A
woman police describe as a high-end prostitute has been arrested on
suspicion of murder after allegedly injecting heroin into a tech
executive on his yacht in Santa Cruz and leaving him to die when he
overdosed.
The suspect, Alix
Catherine Tichelman, was charged with seven crimes, including
manslaughter, at the Santa Cruz County Court on Wednesday.
She has been appointed a public defender and her bail has been set at $1.5 million. She will wait a week before entering plea.
The Santa Cruz Sentinel reported Tuesday that surveillance video from the boat shows 51-year-old Forrest Timothy Hayes losing consciousness.
Investigators
said the 26-year-old from Georgia made no effort to help Hayes, and
instead gathered her belongings and even gulped a glass of wine before
leaving.
Hayes's body was discovered the next day.
Tichelman was taken into custody last week after being lured back to Santa Cruz County in a prostitution sting.

EXERCISE 1: Quote the part of the news story that opens with the words containing "The Santa Cruz Sentinel" and closes with "the next day.", word for word.

EXTRACTED RECORDS:
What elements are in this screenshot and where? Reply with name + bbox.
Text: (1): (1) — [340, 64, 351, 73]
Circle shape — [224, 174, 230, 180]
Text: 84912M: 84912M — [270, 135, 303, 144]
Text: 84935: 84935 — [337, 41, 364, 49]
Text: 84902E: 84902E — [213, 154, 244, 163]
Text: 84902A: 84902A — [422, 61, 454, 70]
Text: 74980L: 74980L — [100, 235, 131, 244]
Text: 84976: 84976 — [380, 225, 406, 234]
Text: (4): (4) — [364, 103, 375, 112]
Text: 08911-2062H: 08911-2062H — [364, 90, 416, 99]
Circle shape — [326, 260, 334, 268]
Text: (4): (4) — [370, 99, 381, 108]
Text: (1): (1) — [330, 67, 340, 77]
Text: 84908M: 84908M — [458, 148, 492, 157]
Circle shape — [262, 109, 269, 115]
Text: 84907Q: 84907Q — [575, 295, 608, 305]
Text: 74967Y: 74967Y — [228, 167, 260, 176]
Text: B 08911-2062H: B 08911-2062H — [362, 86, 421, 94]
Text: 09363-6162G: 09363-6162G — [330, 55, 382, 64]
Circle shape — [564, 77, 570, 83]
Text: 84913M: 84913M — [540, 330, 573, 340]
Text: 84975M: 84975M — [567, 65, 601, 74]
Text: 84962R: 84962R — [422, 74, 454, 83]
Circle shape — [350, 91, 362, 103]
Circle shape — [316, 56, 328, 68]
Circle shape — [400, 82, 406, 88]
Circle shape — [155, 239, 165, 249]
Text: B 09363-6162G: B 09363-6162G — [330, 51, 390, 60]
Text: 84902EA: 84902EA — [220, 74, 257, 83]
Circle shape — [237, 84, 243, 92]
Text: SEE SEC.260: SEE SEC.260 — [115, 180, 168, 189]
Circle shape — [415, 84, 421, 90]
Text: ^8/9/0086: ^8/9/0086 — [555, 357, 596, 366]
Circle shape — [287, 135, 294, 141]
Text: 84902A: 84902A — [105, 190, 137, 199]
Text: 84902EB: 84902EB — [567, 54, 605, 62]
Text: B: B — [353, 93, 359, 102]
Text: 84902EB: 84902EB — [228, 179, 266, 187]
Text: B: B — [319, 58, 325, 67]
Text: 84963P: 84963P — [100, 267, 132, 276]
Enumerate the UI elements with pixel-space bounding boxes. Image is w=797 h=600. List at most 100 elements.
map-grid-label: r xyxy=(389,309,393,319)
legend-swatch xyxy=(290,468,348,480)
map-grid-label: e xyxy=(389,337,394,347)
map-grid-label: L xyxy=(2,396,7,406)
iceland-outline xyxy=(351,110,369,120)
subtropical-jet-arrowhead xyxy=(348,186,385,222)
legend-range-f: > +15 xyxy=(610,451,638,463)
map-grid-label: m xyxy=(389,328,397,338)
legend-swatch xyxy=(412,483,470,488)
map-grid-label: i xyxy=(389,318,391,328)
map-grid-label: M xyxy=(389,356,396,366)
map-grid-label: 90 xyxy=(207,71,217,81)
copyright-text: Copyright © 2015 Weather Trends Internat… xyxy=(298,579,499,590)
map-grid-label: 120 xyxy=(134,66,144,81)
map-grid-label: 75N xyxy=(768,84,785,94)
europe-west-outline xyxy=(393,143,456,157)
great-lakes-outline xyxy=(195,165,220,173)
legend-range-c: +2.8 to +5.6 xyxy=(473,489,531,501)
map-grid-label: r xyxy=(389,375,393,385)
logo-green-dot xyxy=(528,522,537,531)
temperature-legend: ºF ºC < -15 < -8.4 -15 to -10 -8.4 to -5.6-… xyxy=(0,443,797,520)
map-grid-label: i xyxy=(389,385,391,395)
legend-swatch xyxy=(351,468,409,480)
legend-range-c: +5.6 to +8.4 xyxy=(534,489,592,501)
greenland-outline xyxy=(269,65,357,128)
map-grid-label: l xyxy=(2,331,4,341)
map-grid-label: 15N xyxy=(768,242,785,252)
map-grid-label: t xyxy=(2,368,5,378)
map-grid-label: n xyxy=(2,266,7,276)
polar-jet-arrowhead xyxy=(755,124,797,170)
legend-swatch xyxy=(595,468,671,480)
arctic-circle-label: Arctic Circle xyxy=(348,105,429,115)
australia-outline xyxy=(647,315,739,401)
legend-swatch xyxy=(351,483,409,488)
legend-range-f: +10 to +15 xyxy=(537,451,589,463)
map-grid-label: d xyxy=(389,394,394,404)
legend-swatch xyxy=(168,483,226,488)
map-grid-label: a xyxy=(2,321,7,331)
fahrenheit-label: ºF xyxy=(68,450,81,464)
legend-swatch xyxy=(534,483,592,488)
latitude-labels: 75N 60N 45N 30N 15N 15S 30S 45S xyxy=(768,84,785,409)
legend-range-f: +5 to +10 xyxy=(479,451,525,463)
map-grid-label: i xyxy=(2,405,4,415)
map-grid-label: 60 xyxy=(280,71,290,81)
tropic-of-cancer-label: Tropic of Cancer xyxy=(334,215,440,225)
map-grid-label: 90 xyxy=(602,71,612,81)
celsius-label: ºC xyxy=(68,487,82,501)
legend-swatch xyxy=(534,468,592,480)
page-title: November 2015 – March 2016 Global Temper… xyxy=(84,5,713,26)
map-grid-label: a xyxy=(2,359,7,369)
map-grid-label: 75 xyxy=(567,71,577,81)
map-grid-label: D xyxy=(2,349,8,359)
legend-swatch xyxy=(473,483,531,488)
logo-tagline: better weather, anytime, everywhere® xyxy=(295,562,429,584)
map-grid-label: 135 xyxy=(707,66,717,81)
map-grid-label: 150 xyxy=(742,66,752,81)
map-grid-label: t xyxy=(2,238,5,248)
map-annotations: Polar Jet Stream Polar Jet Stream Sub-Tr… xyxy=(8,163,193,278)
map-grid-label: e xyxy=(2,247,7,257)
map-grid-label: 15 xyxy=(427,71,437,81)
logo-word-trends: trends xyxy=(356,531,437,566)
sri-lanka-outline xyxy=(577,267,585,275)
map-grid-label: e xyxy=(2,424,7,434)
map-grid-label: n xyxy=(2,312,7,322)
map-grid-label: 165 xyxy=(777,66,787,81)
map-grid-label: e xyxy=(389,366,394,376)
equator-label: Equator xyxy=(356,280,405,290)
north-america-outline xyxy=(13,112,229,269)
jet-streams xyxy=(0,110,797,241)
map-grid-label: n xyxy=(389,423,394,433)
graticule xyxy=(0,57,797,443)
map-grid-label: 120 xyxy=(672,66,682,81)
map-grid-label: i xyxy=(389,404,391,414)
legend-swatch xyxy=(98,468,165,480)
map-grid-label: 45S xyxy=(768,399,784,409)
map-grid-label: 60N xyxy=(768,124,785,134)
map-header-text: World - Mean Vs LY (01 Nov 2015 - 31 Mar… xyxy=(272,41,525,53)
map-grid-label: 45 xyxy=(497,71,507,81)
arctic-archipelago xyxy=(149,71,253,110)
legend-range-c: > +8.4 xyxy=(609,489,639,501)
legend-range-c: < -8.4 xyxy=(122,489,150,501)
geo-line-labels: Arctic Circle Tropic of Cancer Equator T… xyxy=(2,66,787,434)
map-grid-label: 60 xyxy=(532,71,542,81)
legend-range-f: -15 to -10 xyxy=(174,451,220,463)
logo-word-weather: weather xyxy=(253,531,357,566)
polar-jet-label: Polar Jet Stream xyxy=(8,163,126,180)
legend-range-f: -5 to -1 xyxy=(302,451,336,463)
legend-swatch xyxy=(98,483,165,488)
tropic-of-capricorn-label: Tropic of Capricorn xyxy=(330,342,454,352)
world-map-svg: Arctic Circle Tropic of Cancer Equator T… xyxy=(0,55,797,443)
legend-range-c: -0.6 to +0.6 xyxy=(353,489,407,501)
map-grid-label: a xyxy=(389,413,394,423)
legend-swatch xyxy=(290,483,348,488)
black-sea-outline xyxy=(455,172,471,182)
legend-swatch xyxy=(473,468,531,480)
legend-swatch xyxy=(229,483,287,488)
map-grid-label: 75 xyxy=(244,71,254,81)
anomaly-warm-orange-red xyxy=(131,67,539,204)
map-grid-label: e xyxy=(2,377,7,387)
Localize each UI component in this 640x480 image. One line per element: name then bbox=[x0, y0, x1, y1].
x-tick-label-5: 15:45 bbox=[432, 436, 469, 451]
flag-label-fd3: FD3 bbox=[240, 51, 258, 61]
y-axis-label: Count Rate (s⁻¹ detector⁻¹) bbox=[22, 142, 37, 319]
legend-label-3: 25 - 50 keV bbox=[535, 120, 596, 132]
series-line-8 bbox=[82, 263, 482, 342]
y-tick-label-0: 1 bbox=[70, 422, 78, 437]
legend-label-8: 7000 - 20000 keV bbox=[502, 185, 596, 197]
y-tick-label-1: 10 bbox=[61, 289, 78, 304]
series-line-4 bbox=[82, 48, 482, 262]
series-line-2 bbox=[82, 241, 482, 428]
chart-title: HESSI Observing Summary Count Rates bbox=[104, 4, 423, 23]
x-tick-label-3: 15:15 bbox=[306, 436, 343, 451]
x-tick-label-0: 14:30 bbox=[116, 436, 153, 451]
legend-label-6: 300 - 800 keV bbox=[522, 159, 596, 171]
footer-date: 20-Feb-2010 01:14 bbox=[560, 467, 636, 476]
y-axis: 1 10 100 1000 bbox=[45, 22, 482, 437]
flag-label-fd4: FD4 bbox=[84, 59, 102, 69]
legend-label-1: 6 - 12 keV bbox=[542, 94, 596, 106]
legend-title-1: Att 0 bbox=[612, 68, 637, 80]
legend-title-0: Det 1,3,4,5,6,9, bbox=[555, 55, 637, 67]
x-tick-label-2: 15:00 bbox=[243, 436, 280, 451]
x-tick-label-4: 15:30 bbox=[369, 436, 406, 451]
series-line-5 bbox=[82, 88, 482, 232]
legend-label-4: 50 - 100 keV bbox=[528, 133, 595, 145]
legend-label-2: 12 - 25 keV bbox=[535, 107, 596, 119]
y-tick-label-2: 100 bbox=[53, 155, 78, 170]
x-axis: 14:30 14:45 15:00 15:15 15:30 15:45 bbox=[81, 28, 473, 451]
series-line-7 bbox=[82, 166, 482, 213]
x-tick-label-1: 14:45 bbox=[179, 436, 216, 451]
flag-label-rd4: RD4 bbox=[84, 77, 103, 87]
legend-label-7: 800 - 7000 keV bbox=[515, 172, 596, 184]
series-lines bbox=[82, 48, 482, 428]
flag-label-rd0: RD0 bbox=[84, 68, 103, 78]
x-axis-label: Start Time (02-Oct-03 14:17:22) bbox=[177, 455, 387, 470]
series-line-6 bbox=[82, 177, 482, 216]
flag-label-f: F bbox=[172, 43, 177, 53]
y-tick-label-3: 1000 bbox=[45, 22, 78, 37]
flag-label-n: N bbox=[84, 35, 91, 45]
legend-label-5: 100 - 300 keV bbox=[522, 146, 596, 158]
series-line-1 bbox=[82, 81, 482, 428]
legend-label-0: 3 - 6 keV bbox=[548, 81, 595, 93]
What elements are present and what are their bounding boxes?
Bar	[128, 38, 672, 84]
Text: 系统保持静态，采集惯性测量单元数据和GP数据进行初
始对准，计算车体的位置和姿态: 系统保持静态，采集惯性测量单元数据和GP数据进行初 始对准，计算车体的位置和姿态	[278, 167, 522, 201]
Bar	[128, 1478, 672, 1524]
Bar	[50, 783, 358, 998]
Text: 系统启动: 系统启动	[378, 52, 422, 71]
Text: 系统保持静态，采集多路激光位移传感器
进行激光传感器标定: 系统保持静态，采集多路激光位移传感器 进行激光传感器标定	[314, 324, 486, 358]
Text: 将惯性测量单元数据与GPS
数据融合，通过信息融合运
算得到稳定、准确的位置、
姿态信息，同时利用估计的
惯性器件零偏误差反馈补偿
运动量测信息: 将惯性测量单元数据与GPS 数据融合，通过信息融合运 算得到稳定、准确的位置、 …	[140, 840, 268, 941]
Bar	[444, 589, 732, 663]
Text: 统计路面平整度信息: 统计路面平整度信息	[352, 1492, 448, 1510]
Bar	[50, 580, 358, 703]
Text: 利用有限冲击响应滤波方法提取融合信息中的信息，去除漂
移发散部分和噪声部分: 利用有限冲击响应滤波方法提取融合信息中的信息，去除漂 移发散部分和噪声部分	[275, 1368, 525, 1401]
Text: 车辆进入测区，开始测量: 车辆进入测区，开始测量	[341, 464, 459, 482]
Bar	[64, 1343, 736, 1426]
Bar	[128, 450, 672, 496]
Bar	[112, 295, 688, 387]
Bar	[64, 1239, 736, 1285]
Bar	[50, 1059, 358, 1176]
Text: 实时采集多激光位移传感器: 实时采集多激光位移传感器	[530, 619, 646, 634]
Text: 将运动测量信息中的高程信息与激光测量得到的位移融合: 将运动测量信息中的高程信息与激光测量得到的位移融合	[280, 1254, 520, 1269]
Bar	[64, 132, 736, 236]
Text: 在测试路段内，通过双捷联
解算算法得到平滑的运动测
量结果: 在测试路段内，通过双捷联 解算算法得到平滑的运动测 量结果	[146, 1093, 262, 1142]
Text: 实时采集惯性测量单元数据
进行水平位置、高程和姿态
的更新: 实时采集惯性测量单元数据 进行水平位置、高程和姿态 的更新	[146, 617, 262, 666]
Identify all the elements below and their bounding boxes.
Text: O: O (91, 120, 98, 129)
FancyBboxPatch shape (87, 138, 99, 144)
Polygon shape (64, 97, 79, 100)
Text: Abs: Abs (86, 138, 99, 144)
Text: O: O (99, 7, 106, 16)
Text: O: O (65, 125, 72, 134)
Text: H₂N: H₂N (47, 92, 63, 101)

EXERCISE 2: Print the lines of the records from the very first one through the line that contains "Text: 84902EA: 84902EA — [220, 74, 257, 83]", including both, and nothing else.

EXPECTED ANSWER 1:
The Santa Cruz Sentinel reported Tuesday that surveillance video from the boat shows 51-year-old Forrest Timothy Hayes losing consciousness.
Investigators
said the 26-year-old from Georgia made no effort to help Hayes, and
instead gathered her belongings and even gulped a glass of wine before
leaving.
Hayes's body was discovered the next day.

EXPECTED ANSWER 2:
What elements are in this screenshot and where? Reply with name + bbox.
Text: (1): (1) — [340, 64, 351, 73]
Circle shape — [224, 174, 230, 180]
Text: 84912M: 84912M — [270, 135, 303, 144]
Text: 84935: 84935 — [337, 41, 364, 49]
Text: 84902E: 84902E — [213, 154, 244, 163]
Text: 84902A: 84902A — [422, 61, 454, 70]
Text: 74980L: 74980L — [100, 235, 131, 244]
Text: 84976: 84976 — [380, 225, 406, 234]
Text: (4): (4) — [364, 103, 375, 112]
Text: 08911-2062H: 08911-2062H — [364, 90, 416, 99]
Circle shape — [326, 260, 334, 268]
Text: (4): (4) — [370, 99, 381, 108]
Text: (1): (1) — [330, 67, 340, 77]
Text: 84908M: 84908M — [458, 148, 492, 157]
Circle shape — [262, 109, 269, 115]
Text: 84907Q: 84907Q — [575, 295, 608, 305]
Text: 74967Y: 74967Y — [228, 167, 260, 176]
Text: B 08911-2062H: B 08911-2062H — [362, 86, 421, 94]
Text: 09363-6162G: 09363-6162G — [330, 55, 382, 64]
Circle shape — [564, 77, 570, 83]
Text: 84913M: 84913M — [540, 330, 573, 340]
Text: 84975M: 84975M — [567, 65, 601, 74]
Text: 84962R: 84962R — [422, 74, 454, 83]
Circle shape — [350, 91, 362, 103]
Circle shape — [316, 56, 328, 68]
Circle shape — [400, 82, 406, 88]
Circle shape — [155, 239, 165, 249]
Text: B 09363-6162G: B 09363-6162G — [330, 51, 390, 60]
Text: 84902EA: 84902EA — [220, 74, 257, 83]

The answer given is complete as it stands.